* **Input data**
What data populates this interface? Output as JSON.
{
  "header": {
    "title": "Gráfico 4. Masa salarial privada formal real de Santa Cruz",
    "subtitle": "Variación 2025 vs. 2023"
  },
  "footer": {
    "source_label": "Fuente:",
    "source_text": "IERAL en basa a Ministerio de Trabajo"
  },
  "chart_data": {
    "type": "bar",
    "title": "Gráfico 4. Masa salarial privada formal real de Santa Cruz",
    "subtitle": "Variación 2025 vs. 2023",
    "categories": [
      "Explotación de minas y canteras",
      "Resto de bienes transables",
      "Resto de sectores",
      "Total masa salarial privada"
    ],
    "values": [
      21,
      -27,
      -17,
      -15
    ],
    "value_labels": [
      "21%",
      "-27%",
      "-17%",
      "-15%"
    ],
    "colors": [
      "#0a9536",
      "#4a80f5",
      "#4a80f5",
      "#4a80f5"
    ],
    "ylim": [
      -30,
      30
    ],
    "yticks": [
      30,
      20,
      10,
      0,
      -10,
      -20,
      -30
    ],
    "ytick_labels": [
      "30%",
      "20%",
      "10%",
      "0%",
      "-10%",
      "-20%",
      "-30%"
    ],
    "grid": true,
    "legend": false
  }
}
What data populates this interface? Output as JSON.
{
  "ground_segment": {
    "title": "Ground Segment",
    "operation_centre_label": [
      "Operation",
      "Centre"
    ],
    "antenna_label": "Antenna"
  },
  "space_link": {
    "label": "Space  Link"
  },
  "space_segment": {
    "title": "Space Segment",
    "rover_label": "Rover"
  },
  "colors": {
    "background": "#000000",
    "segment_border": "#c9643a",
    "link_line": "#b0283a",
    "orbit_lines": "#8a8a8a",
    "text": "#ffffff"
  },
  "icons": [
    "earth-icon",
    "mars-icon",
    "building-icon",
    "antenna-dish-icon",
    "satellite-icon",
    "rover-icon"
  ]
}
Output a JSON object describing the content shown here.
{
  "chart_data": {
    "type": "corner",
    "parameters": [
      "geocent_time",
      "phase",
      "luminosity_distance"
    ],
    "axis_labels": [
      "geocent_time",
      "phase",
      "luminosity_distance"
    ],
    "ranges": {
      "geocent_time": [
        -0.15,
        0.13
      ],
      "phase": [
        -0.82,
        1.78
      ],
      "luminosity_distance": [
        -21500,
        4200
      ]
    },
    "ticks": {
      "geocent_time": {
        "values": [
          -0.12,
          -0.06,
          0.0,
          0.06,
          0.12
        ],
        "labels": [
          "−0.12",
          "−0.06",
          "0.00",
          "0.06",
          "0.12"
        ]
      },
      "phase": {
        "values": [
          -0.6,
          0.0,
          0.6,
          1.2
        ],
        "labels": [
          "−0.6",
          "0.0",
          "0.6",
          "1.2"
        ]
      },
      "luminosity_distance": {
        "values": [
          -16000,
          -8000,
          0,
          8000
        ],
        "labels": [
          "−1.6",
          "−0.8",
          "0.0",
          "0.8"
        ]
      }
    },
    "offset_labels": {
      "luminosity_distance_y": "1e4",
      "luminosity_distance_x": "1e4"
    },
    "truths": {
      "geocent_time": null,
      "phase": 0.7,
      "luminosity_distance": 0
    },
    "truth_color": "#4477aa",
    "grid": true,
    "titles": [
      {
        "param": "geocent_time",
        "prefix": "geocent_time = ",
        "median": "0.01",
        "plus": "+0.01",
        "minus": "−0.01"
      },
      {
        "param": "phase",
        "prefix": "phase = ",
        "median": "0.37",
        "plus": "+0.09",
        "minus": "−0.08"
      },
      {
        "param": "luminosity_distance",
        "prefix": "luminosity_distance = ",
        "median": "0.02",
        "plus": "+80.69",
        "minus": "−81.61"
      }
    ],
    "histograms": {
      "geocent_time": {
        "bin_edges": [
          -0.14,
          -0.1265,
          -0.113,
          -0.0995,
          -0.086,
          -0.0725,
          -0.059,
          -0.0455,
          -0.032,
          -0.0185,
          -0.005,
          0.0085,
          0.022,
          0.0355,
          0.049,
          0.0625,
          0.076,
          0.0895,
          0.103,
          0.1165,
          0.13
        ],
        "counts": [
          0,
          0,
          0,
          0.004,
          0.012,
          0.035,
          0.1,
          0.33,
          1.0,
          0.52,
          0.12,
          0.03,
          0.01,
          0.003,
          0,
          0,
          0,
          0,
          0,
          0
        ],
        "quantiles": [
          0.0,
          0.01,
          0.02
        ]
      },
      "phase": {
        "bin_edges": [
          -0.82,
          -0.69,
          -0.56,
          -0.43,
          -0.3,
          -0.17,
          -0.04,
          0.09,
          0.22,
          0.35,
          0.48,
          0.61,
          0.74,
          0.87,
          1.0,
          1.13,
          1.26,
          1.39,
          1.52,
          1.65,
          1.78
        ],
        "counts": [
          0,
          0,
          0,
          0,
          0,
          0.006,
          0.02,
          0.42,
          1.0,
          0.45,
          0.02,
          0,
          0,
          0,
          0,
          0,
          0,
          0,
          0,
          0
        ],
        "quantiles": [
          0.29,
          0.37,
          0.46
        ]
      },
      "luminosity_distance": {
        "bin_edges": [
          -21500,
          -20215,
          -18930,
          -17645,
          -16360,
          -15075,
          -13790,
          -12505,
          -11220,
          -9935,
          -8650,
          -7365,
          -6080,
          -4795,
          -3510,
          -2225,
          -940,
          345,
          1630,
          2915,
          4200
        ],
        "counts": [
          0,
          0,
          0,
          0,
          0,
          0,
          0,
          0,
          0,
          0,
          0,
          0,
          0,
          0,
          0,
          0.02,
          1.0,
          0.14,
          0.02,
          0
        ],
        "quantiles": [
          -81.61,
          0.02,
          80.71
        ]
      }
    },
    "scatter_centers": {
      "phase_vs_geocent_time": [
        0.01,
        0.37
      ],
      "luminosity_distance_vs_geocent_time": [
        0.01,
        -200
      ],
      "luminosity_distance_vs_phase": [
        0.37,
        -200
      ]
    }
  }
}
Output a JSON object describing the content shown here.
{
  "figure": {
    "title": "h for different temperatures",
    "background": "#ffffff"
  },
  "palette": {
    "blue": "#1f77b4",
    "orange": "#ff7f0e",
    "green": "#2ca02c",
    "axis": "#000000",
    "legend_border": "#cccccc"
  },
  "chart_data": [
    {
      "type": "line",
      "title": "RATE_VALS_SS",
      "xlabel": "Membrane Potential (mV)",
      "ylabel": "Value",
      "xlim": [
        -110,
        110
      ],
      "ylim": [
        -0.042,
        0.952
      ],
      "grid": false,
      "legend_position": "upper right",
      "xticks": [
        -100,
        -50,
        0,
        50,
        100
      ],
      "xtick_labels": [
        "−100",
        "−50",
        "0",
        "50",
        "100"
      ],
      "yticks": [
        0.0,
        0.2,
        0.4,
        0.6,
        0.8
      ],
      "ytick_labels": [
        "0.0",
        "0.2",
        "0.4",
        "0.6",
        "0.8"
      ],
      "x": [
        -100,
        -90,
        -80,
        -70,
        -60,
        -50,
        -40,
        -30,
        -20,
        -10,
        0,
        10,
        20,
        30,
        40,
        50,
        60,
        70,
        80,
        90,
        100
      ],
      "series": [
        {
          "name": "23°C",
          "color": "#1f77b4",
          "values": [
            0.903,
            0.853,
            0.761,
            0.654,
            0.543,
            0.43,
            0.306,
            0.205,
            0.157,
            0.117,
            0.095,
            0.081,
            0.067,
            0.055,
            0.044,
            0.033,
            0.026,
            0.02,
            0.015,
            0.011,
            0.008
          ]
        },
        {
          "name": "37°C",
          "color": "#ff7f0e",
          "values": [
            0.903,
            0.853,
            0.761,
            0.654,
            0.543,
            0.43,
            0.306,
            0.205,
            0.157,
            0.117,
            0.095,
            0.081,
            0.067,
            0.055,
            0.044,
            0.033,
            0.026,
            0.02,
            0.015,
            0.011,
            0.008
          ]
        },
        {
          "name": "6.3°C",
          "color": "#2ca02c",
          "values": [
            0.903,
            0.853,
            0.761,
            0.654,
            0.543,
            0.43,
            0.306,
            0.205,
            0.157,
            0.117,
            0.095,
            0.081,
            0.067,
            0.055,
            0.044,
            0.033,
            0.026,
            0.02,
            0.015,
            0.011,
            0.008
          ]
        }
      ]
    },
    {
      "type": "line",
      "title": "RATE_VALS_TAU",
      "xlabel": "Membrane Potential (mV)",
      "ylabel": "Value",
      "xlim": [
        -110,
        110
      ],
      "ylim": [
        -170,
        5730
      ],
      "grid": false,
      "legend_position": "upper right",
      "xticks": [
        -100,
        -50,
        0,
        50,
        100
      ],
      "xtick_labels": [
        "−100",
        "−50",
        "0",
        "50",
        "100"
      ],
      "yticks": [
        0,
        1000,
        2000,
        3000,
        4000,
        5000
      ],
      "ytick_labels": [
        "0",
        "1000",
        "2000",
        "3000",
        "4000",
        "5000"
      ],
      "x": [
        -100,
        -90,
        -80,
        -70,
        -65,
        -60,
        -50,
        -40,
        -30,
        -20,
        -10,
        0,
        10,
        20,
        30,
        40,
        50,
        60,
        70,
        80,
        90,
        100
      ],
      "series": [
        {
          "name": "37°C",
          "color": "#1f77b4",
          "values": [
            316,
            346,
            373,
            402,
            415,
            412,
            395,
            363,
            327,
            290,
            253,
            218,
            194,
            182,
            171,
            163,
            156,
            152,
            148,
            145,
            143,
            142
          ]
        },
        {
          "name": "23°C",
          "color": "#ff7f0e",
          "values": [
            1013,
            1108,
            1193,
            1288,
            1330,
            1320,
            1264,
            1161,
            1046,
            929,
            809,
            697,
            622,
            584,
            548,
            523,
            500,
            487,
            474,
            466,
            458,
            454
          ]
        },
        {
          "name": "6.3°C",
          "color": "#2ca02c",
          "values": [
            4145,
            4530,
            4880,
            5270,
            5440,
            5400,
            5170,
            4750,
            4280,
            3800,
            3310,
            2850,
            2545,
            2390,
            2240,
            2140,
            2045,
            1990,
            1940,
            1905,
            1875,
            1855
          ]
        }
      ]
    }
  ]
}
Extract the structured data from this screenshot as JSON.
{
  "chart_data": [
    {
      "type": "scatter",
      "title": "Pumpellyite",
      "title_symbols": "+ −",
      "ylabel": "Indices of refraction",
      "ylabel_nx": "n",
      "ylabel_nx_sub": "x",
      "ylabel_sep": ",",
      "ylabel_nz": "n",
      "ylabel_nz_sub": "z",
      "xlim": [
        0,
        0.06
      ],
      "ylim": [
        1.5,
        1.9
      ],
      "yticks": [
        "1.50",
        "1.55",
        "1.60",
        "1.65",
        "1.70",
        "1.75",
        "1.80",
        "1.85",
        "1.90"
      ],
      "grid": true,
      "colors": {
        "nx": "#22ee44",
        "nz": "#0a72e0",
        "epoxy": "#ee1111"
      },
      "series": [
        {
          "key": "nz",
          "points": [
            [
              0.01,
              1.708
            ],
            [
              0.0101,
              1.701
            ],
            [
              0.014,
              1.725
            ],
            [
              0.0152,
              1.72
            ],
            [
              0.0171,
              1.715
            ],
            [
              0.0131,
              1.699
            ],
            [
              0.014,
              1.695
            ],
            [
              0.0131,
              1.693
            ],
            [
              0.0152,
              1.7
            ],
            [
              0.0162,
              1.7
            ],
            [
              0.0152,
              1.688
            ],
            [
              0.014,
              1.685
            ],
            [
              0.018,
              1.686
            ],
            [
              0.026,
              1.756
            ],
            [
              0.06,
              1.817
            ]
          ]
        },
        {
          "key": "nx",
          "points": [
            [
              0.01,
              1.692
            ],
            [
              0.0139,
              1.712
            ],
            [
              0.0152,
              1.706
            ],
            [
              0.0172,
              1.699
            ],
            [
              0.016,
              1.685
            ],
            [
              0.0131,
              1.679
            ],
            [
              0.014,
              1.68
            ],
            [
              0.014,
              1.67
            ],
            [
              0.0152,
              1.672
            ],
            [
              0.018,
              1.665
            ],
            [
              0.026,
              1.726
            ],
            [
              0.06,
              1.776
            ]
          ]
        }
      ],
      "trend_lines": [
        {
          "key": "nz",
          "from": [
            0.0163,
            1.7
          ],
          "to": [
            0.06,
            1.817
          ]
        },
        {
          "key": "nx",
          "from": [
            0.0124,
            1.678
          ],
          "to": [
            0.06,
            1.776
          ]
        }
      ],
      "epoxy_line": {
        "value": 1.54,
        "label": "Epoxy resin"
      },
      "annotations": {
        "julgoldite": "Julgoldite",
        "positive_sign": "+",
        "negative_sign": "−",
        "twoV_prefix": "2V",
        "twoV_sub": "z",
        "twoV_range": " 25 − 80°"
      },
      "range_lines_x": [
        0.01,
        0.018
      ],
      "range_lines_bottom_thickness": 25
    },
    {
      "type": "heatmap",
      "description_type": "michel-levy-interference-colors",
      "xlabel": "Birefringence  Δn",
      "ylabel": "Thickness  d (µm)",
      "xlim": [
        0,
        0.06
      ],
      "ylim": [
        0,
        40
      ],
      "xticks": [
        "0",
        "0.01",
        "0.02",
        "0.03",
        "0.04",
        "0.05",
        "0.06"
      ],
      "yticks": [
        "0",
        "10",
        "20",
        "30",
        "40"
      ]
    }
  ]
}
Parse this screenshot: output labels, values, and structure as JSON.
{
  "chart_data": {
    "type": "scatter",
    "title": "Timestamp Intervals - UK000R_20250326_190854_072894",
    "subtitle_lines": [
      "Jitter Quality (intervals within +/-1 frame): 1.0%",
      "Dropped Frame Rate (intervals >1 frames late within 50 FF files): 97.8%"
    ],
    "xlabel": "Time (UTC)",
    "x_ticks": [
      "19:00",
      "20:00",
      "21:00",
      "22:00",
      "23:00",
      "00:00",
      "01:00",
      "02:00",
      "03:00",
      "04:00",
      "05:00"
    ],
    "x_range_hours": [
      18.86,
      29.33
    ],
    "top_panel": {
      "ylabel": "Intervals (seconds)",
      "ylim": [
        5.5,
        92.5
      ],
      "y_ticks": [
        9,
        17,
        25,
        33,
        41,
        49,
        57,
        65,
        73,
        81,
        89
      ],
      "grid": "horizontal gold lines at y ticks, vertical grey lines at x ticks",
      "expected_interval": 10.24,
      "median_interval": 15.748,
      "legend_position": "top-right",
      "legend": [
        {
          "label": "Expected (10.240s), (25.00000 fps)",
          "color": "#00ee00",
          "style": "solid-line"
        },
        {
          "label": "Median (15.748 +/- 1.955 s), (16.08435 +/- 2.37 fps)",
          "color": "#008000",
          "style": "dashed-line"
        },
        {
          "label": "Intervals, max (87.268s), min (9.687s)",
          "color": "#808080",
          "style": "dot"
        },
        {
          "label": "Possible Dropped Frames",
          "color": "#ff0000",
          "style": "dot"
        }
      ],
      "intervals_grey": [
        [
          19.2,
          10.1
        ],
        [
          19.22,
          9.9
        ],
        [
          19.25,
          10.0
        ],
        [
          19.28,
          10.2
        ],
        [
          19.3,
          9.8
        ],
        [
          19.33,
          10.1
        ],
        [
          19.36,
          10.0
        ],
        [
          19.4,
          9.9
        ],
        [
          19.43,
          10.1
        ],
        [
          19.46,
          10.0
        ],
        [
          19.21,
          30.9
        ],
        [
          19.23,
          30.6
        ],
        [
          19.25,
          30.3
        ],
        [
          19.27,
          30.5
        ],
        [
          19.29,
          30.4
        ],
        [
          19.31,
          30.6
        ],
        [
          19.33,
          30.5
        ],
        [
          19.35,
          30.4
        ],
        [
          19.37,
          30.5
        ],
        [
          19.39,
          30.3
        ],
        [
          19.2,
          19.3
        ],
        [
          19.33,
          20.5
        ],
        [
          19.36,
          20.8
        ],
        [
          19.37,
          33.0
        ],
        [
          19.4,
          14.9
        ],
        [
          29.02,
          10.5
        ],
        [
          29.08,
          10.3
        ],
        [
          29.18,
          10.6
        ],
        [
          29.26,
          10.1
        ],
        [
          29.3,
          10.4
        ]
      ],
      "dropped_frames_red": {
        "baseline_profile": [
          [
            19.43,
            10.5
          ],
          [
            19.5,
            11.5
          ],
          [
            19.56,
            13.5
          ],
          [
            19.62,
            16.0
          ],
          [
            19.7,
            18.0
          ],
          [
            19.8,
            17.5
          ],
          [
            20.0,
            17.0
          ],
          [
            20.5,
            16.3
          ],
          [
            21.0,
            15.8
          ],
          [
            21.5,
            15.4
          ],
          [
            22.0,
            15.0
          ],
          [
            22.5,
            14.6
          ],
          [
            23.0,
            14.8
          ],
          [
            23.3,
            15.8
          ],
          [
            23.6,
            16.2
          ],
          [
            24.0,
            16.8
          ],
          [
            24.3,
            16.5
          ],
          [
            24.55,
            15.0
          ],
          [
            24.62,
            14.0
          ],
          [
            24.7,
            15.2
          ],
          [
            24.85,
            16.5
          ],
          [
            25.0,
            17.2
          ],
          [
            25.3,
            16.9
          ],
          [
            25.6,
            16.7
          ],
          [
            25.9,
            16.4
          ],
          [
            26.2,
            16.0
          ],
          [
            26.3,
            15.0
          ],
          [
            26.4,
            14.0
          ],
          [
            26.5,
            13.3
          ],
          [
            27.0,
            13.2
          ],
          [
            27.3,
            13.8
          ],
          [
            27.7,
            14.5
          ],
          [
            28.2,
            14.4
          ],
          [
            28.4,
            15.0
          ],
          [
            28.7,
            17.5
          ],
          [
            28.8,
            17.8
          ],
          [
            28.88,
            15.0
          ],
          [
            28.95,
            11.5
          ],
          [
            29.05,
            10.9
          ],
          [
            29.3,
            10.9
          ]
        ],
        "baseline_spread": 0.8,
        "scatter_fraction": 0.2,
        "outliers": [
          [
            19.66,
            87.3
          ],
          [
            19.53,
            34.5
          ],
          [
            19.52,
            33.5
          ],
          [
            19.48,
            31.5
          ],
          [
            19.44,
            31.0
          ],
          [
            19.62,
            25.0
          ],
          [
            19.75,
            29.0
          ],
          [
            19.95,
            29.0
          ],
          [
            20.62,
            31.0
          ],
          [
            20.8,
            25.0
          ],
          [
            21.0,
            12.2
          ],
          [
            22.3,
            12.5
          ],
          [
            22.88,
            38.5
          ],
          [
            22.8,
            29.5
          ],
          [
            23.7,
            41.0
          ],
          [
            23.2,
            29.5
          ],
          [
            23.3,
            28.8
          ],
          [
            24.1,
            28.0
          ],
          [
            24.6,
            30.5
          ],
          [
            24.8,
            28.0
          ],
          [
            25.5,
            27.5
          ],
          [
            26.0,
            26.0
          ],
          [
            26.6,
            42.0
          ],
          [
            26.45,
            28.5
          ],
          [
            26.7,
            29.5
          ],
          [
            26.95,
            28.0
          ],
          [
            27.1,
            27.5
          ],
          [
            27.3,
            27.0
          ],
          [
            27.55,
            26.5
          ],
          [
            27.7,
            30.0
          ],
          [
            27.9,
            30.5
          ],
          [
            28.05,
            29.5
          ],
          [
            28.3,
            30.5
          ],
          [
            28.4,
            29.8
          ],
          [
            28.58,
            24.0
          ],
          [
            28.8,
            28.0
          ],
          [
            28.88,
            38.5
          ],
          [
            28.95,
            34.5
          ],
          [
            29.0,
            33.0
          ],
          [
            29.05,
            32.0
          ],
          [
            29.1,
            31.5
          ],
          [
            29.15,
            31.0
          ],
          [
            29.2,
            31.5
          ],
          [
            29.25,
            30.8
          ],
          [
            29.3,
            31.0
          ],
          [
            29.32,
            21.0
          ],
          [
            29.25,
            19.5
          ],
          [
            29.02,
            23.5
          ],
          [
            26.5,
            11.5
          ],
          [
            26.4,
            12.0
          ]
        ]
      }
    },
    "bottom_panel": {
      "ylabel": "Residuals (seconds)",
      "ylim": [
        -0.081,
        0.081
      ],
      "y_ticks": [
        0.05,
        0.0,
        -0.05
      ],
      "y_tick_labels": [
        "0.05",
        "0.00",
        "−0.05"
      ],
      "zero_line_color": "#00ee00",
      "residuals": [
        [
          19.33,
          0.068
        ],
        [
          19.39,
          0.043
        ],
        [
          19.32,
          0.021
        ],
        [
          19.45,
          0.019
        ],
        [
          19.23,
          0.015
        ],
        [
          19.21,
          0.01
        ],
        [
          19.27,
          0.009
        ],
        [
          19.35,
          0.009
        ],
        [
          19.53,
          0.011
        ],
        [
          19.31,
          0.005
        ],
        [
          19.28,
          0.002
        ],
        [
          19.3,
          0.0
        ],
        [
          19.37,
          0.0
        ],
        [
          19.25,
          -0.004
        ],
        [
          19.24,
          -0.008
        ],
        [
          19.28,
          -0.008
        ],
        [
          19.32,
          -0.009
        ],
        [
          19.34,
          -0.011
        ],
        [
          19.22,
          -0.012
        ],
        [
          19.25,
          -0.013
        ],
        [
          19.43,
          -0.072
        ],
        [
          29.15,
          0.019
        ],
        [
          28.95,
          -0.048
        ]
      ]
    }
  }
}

* **Written instruction**
Looking at the entries above, say how many lines contain the word "within". Only the number is wanted.

* **Written reply**
2